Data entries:

☆ ☆ ☆ ☆ ☆

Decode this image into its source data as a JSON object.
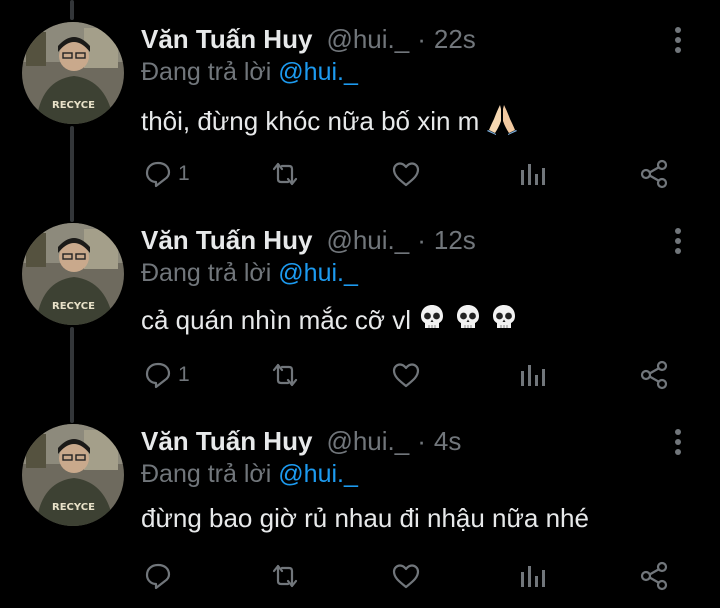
{
  "tweets": [
    {
      "author_name": "Văn Tuấn Huy",
      "handle": "@hui._",
      "separator": "·",
      "time": "22s",
      "replying_label": "Đang trả lời",
      "replying_to": "@hui._",
      "text": "thôi, đừng khóc nữa bố xin m",
      "emojis": [
        "folded-hands"
      ],
      "reply_count": "1"
    },
    {
      "author_name": "Văn Tuấn Huy",
      "handle": "@hui._",
      "separator": "·",
      "time": "12s",
      "replying_label": "Đang trả lời",
      "replying_to": "@hui._",
      "text": "cả quán nhìn mắc cỡ vl",
      "emojis": [
        "skull",
        "skull",
        "skull"
      ],
      "reply_count": "1"
    },
    {
      "author_name": "Văn Tuấn Huy",
      "handle": "@hui._",
      "separator": "·",
      "time": "4s",
      "replying_label": "Đang trả lời",
      "replying_to": "@hui._",
      "text": "đừng bao giờ rủ nhau đi nhậu nữa nhé",
      "emojis": [],
      "reply_count": ""
    }
  ],
  "avatar_text": "RECYCE",
  "icons": [
    "more-vertical-icon",
    "reply-icon",
    "retweet-icon",
    "like-icon",
    "views-icon",
    "share-icon"
  ],
  "colors": {
    "background": "#000000",
    "primary_text": "#e7e9ea",
    "secondary_text": "#71767b",
    "mention": "#1d9bf0",
    "thread_line": "#333639"
  }
}
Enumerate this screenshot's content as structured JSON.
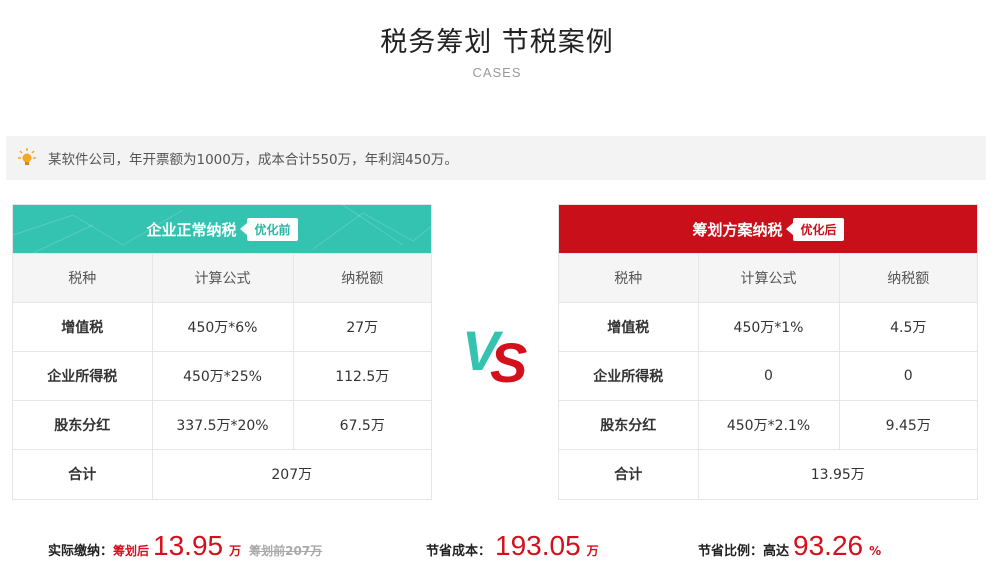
{
  "header": {
    "title": "税务筹划 节税案例",
    "subtitle": "CASES"
  },
  "case": {
    "icon": "lightbulb-icon",
    "text": "某软件公司，年开票额为1000万，成本合计550万，年利润450万。"
  },
  "colors": {
    "teal": "#33c3b0",
    "red": "#c9101a"
  },
  "before": {
    "title": "企业正常纳税",
    "tag": "优化前",
    "headers": [
      "税种",
      "计算公式",
      "纳税额"
    ],
    "rows": [
      [
        "增值税",
        "450万*6%",
        "27万"
      ],
      [
        "企业所得税",
        "450万*25%",
        "112.5万"
      ],
      [
        "股东分红",
        "337.5万*20%",
        "67.5万"
      ]
    ],
    "total_label": "合计",
    "total_value": "207万"
  },
  "after": {
    "title": "筹划方案纳税",
    "tag": "优化后",
    "headers": [
      "税种",
      "计算公式",
      "纳税额"
    ],
    "rows": [
      [
        "增值税",
        "450万*1%",
        "4.5万"
      ],
      [
        "企业所得税",
        "0",
        "0"
      ],
      [
        "股东分红",
        "450万*2.1%",
        "9.45万"
      ]
    ],
    "total_label": "合计",
    "total_value": "13.95万"
  },
  "vs": {
    "v": "V",
    "s": "S"
  },
  "summary": {
    "actual_label": "实际缴纳：",
    "actual_prefix": "筹划后",
    "actual_value": "13.95",
    "actual_unit": "万",
    "actual_before": "筹划前207万",
    "save_label": "节省成本：",
    "save_value": "193.05",
    "save_unit": "万",
    "ratio_label": "节省比例：",
    "ratio_prefix": "高达",
    "ratio_value": "93.26",
    "ratio_unit": "%"
  }
}
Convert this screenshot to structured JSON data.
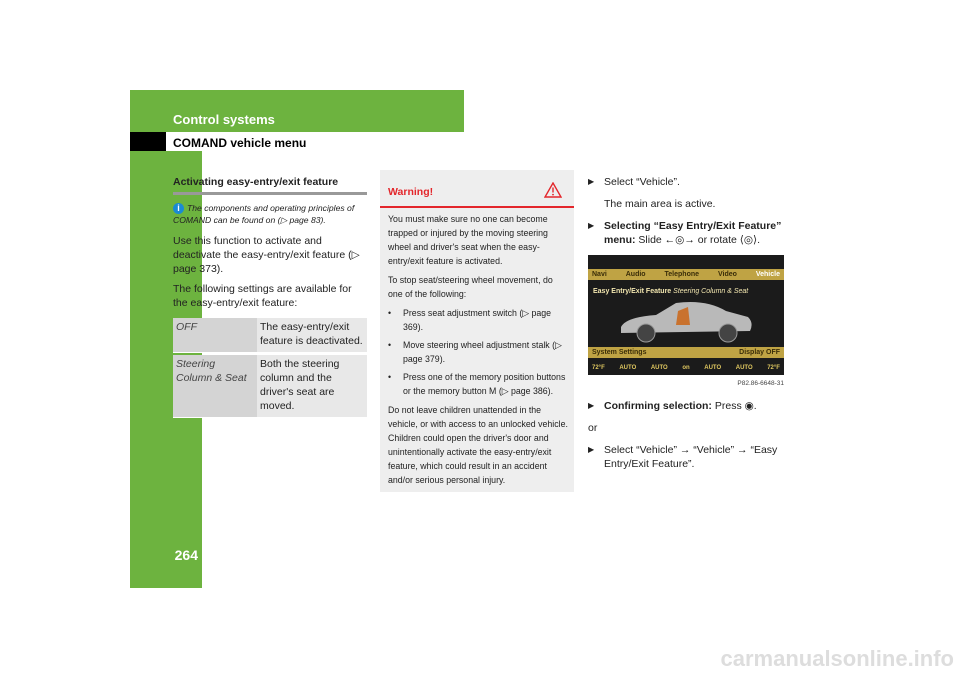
{
  "header": {
    "section": "Control systems",
    "subsection": "COMAND vehicle menu",
    "page_number": "264",
    "accent_color": "#6db33f"
  },
  "left": {
    "heading": "Activating easy-entry/exit feature",
    "note": "The components and operating principles of COMAND can be found on (▷ page 83).",
    "para1": "Use this function to activate and deactivate the easy-entry/exit feature (▷ page 373).",
    "para2": "The following settings are available for the easy-entry/exit feature:",
    "table": [
      {
        "setting": "OFF",
        "description": "The easy-entry/exit feature is deactivated."
      },
      {
        "setting": "Steering Column & Seat",
        "description": "Both the steering column and the driver's seat are moved."
      }
    ]
  },
  "warning": {
    "title": "Warning!",
    "p1": "You must make sure no one can become trapped or injured by the moving steering wheel and driver's seat when the easy-entry/exit feature is activated.",
    "p2": "To stop seat/steering wheel movement, do one of the following:",
    "bullets": [
      "Press seat adjustment switch (▷ page 369).",
      "Move steering wheel adjustment stalk (▷ page 379).",
      "Press one of the memory position buttons or the memory button M (▷ page 386)."
    ],
    "p3": "Do not leave children unattended in the vehicle, or with access to an unlocked vehicle. Children could open the driver's door and unintentionally activate the easy-entry/exit feature, which could result in an accident and/or serious personal injury."
  },
  "right": {
    "step1": "Select “Vehicle”.",
    "step1_result": "The main area is active.",
    "step2_bold": "Selecting “Easy Entry/Exit Feature” menu:",
    "step2_rest": "Slide ←◎→ or rotate ⟨◎⟩.",
    "screen": {
      "menu": [
        "Navi",
        "Audio",
        "Telephone",
        "Video",
        "Vehicle"
      ],
      "title": "Easy Entry/Exit Feature",
      "title_value": "Steering Column & Seat",
      "bottom_left": "System Settings",
      "bottom_right": "Display OFF",
      "climate": [
        "72°F",
        "AUTO",
        "AUTO",
        "on",
        "AUTO",
        "AUTO",
        "72°F"
      ]
    },
    "caption": "P82.86-6648-31",
    "step3_bold": "Confirming selection:",
    "step3_rest": "Press ◉.",
    "or": "or",
    "step4": "Select “Vehicle” → “Vehicle” → “Easy Entry/Exit Feature”."
  },
  "watermark": "carmanualsonline.info"
}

☆ ☆ ☆ ☆ ☆

● **DIRECTIONS FOR THIS TASK**: Reproduce the entries above exactly. Do not include the images.

● **EXPECTED ANSWER**:
Decode this image into its source data as a JSON object.
{
  "tweets": [
    {
      "author_name": "Văn Tuấn Huy",
      "handle": "@hui._",
      "separator": "·",
      "time": "22s",
      "replying_label": "Đang trả lời",
      "replying_to": "@hui._",
      "text": "thôi, đừng khóc nữa bố xin m",
      "emojis": [
        "folded-hands"
      ],
      "reply_count": "1"
    },
    {
      "author_name": "Văn Tuấn Huy",
      "handle": "@hui._",
      "separator": "·",
      "time": "12s",
      "replying_label": "Đang trả lời",
      "replying_to": "@hui._",
      "text": "cả quán nhìn mắc cỡ vl",
      "emojis": [
        "skull",
        "skull",
        "skull"
      ],
      "reply_count": "1"
    },
    {
      "author_name": "Văn Tuấn Huy",
      "handle": "@hui._",
      "separator": "·",
      "time": "4s",
      "replying_label": "Đang trả lời",
      "replying_to": "@hui._",
      "text": "đừng bao giờ rủ nhau đi nhậu nữa nhé",
      "emojis": [],
      "reply_count": ""
    }
  ],
  "avatar_text": "RECYCE",
  "icons": [
    "more-vertical-icon",
    "reply-icon",
    "retweet-icon",
    "like-icon",
    "views-icon",
    "share-icon"
  ],
  "colors": {
    "background": "#000000",
    "primary_text": "#e7e9ea",
    "secondary_text": "#71767b",
    "mention": "#1d9bf0",
    "thread_line": "#333639"
  }
}
Enumerate this screenshot's content as structured JSON.
{
  "header": {
    "title": "税务筹划 节税案例",
    "subtitle": "CASES"
  },
  "case": {
    "icon": "lightbulb-icon",
    "text": "某软件公司，年开票额为1000万，成本合计550万，年利润450万。"
  },
  "colors": {
    "teal": "#33c3b0",
    "red": "#c9101a"
  },
  "before": {
    "title": "企业正常纳税",
    "tag": "优化前",
    "headers": [
      "税种",
      "计算公式",
      "纳税额"
    ],
    "rows": [
      [
        "增值税",
        "450万*6%",
        "27万"
      ],
      [
        "企业所得税",
        "450万*25%",
        "112.5万"
      ],
      [
        "股东分红",
        "337.5万*20%",
        "67.5万"
      ]
    ],
    "total_label": "合计",
    "total_value": "207万"
  },
  "after": {
    "title": "筹划方案纳税",
    "tag": "优化后",
    "headers": [
      "税种",
      "计算公式",
      "纳税额"
    ],
    "rows": [
      [
        "增值税",
        "450万*1%",
        "4.5万"
      ],
      [
        "企业所得税",
        "0",
        "0"
      ],
      [
        "股东分红",
        "450万*2.1%",
        "9.45万"
      ]
    ],
    "total_label": "合计",
    "total_value": "13.95万"
  },
  "vs": {
    "v": "V",
    "s": "S"
  },
  "summary": {
    "actual_label": "实际缴纳：",
    "actual_prefix": "筹划后",
    "actual_value": "13.95",
    "actual_unit": "万",
    "actual_before": "筹划前207万",
    "save_label": "节省成本：",
    "save_value": "193.05",
    "save_unit": "万",
    "ratio_label": "节省比例：",
    "ratio_prefix": "高达",
    "ratio_value": "93.26",
    "ratio_unit": "%"
  }
}
Convert this screenshot to structured JSON data.
{
  "header": {
    "section": "Control systems",
    "subsection": "COMAND vehicle menu",
    "page_number": "264",
    "accent_color": "#6db33f"
  },
  "left": {
    "heading": "Activating easy-entry/exit feature",
    "note": "The components and operating principles of COMAND can be found on (▷ page 83).",
    "para1": "Use this function to activate and deactivate the easy-entry/exit feature (▷ page 373).",
    "para2": "The following settings are available for the easy-entry/exit feature:",
    "table": [
      {
        "setting": "OFF",
        "description": "The easy-entry/exit feature is deactivated."
      },
      {
        "setting": "Steering Column & Seat",
        "description": "Both the steering column and the driver's seat are moved."
      }
    ]
  },
  "warning": {
    "title": "Warning!",
    "p1": "You must make sure no one can become trapped or injured by the moving steering wheel and driver's seat when the easy-entry/exit feature is activated.",
    "p2": "To stop seat/steering wheel movement, do one of the following:",
    "bullets": [
      "Press seat adjustment switch (▷ page 369).",
      "Move steering wheel adjustment stalk (▷ page 379).",
      "Press one of the memory position buttons or the memory button M (▷ page 386)."
    ],
    "p3": "Do not leave children unattended in the vehicle, or with access to an unlocked vehicle. Children could open the driver's door and unintentionally activate the easy-entry/exit feature, which could result in an accident and/or serious personal injury."
  },
  "right": {
    "step1": "Select “Vehicle”.",
    "step1_result": "The main area is active.",
    "step2_bold": "Selecting “Easy Entry/Exit Feature” menu:",
    "step2_rest": "Slide ←◎→ or rotate ⟨◎⟩.",
    "screen": {
      "menu": [
        "Navi",
        "Audio",
        "Telephone",
        "Video",
        "Vehicle"
      ],
      "title": "Easy Entry/Exit Feature",
      "title_value": "Steering Column & Seat",
      "bottom_left": "System Settings",
      "bottom_right": "Display OFF",
      "climate": [
        "72°F",
        "AUTO",
        "AUTO",
        "on",
        "AUTO",
        "AUTO",
        "72°F"
      ]
    },
    "caption": "P82.86-6648-31",
    "step3_bold": "Confirming selection:",
    "step3_rest": "Press ◉.",
    "or": "or",
    "step4": "Select “Vehicle” → “Vehicle” → “Easy Entry/Exit Feature”."
  },
  "watermark": "carmanualsonline.info"
}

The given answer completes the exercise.